Given exercise. Look below. Copy each line that has "JSON" in it.
==========
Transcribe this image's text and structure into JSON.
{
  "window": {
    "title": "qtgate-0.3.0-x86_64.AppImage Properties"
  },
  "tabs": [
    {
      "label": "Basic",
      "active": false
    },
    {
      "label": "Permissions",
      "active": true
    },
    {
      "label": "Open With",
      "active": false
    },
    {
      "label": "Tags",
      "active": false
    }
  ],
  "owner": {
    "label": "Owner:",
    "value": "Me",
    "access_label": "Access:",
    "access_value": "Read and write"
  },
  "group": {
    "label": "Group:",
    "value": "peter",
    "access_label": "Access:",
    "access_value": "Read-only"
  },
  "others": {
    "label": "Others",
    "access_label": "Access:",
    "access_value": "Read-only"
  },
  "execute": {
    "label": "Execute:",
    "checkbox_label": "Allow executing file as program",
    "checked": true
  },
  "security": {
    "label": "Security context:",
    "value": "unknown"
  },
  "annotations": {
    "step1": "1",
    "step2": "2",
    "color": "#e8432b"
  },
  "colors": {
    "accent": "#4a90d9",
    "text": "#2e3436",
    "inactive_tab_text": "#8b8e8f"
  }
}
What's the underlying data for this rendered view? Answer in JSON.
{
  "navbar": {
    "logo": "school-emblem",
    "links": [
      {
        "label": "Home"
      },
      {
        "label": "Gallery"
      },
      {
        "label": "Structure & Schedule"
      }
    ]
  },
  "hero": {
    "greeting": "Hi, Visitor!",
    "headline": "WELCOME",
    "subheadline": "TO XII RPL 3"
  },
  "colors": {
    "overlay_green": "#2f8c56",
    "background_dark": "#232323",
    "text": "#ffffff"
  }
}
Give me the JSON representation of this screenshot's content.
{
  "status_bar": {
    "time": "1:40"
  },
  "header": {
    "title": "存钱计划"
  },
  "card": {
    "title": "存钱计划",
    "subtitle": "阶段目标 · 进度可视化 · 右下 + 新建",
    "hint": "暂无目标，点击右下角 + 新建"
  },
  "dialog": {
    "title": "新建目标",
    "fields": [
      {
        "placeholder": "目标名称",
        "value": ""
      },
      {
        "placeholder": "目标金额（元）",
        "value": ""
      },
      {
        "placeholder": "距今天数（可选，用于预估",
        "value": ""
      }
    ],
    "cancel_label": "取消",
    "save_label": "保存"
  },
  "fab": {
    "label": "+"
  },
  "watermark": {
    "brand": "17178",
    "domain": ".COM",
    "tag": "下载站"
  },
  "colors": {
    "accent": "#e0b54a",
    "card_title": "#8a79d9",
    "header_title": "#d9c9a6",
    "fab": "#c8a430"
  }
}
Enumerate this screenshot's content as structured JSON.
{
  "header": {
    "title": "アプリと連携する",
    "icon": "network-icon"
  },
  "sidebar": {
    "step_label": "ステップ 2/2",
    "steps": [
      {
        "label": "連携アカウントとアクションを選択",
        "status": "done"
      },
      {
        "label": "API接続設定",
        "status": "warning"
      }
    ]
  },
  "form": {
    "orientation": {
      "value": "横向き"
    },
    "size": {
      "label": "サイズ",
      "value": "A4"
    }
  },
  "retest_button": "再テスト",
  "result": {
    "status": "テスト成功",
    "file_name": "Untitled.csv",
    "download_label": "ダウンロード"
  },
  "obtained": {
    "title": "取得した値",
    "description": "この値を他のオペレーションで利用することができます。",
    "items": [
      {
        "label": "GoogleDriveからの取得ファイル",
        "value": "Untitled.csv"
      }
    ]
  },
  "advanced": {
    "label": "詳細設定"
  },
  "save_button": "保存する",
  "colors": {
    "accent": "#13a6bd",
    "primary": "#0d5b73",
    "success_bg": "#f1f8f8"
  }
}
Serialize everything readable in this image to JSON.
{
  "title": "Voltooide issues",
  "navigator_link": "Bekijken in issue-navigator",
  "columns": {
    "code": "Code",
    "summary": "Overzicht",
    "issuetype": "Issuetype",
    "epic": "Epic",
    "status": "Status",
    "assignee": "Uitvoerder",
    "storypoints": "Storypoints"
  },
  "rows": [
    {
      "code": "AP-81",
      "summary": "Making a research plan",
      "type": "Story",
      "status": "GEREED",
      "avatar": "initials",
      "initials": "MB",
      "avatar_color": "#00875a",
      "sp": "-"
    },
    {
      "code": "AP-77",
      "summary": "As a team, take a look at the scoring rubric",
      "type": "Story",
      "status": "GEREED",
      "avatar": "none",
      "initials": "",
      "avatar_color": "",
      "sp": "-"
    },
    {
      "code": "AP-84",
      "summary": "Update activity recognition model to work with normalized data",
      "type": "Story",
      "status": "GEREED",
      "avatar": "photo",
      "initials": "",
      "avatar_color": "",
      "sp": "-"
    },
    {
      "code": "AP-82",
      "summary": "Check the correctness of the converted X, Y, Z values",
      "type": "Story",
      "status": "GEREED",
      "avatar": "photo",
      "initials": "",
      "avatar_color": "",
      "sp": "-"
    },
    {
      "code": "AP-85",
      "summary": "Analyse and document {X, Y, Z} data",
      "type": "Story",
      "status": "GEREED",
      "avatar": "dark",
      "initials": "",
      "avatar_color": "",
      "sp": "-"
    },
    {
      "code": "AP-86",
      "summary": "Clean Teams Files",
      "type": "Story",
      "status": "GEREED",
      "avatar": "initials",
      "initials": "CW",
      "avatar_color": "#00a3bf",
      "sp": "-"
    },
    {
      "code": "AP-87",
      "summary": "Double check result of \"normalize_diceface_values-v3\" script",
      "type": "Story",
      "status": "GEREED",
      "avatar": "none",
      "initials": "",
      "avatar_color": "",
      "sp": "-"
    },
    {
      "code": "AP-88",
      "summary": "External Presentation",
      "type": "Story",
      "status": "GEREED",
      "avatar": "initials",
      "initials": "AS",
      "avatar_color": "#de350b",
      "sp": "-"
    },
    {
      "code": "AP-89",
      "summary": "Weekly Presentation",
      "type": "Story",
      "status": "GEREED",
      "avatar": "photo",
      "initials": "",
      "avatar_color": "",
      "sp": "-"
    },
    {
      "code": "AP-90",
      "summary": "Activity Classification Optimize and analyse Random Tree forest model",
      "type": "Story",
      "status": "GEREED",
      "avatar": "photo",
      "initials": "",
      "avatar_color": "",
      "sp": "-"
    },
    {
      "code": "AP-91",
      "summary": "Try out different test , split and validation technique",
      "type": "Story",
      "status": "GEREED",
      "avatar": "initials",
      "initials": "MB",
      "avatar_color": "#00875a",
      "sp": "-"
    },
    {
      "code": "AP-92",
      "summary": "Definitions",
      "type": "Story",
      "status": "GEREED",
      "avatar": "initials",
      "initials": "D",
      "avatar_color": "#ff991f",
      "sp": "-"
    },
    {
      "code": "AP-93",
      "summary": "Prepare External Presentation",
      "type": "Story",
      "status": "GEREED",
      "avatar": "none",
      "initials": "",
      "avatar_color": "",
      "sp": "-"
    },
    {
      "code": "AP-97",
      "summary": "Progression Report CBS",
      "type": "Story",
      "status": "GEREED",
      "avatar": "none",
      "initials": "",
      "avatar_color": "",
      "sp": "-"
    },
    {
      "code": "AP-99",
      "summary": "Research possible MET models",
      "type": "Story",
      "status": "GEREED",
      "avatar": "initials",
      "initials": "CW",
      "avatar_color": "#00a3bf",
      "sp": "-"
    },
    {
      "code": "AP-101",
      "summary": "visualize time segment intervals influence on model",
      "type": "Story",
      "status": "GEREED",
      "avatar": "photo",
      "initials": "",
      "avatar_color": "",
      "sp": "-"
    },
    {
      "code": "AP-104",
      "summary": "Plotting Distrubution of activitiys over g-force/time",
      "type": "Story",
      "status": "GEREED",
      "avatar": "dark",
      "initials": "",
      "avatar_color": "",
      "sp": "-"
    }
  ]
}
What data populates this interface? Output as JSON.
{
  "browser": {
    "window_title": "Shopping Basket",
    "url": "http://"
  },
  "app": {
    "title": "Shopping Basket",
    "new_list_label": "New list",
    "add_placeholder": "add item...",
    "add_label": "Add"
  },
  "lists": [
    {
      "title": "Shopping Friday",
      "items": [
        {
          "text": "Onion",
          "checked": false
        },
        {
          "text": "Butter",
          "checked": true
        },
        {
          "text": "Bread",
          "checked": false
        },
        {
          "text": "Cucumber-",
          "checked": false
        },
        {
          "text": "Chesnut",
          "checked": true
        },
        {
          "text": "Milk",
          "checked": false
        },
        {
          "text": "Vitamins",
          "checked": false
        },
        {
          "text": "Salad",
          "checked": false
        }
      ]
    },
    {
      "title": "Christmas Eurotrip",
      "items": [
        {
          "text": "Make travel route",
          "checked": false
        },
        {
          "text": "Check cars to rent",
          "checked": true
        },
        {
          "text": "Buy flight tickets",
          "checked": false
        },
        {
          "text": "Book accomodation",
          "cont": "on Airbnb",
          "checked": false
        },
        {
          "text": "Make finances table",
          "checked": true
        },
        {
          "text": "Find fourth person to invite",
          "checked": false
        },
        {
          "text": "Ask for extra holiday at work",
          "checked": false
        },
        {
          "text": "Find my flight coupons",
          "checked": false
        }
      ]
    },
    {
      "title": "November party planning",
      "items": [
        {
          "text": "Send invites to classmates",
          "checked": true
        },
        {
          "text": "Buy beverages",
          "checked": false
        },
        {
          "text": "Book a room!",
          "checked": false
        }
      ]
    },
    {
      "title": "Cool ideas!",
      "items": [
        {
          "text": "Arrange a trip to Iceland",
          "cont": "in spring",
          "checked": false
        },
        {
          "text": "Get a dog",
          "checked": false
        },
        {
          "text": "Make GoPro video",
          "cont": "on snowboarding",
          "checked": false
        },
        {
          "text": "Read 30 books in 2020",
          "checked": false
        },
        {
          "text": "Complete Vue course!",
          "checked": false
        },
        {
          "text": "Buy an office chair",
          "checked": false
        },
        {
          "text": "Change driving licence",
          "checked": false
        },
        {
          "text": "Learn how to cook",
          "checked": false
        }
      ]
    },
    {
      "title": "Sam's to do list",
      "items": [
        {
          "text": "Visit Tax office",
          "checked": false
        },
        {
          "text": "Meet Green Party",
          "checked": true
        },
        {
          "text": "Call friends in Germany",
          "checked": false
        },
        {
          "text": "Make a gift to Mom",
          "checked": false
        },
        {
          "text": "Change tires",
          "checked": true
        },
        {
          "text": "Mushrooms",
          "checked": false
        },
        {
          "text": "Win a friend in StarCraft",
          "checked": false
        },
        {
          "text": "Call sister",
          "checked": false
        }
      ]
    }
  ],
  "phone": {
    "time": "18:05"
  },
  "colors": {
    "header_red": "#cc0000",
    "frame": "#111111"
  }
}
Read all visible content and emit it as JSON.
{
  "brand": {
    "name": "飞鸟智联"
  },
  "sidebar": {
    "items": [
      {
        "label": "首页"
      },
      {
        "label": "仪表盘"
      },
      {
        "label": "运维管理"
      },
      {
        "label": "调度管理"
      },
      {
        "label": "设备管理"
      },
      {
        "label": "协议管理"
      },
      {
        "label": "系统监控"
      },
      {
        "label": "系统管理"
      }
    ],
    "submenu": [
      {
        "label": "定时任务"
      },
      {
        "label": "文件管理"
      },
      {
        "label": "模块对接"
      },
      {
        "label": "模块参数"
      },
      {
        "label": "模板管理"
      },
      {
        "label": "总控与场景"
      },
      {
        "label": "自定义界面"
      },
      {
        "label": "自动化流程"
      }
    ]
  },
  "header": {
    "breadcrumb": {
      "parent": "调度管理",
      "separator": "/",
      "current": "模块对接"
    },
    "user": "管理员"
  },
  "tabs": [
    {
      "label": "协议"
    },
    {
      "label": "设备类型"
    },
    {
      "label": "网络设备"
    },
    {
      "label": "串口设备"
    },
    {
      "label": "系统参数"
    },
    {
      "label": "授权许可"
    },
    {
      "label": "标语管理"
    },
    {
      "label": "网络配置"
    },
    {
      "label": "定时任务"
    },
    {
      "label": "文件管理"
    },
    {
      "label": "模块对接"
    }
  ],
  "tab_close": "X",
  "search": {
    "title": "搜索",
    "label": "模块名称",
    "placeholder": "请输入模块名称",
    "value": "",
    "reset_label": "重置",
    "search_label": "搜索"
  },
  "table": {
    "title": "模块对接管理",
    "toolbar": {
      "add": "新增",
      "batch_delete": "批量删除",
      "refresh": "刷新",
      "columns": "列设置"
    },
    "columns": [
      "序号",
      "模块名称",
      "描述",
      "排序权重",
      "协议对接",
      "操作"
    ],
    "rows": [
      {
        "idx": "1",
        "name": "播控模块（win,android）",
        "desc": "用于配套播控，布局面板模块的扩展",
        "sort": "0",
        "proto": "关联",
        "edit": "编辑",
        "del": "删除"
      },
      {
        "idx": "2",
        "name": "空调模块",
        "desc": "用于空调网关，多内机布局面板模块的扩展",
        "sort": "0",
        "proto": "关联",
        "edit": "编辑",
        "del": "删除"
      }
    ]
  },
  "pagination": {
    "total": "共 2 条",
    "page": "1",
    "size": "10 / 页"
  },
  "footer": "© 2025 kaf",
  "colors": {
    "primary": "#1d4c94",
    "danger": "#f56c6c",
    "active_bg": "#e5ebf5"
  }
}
==========
Written response.
Transcribe this image's text and structure into JSON.
What's the underlying data for this rendered view? Answer in JSON.
Give me the JSON representation of this screenshot's content.
Enumerate this screenshot's content as structured JSON.
Serialize everything readable in this image to JSON.
What data populates this interface? Output as JSON.
Read all visible content and emit it as JSON.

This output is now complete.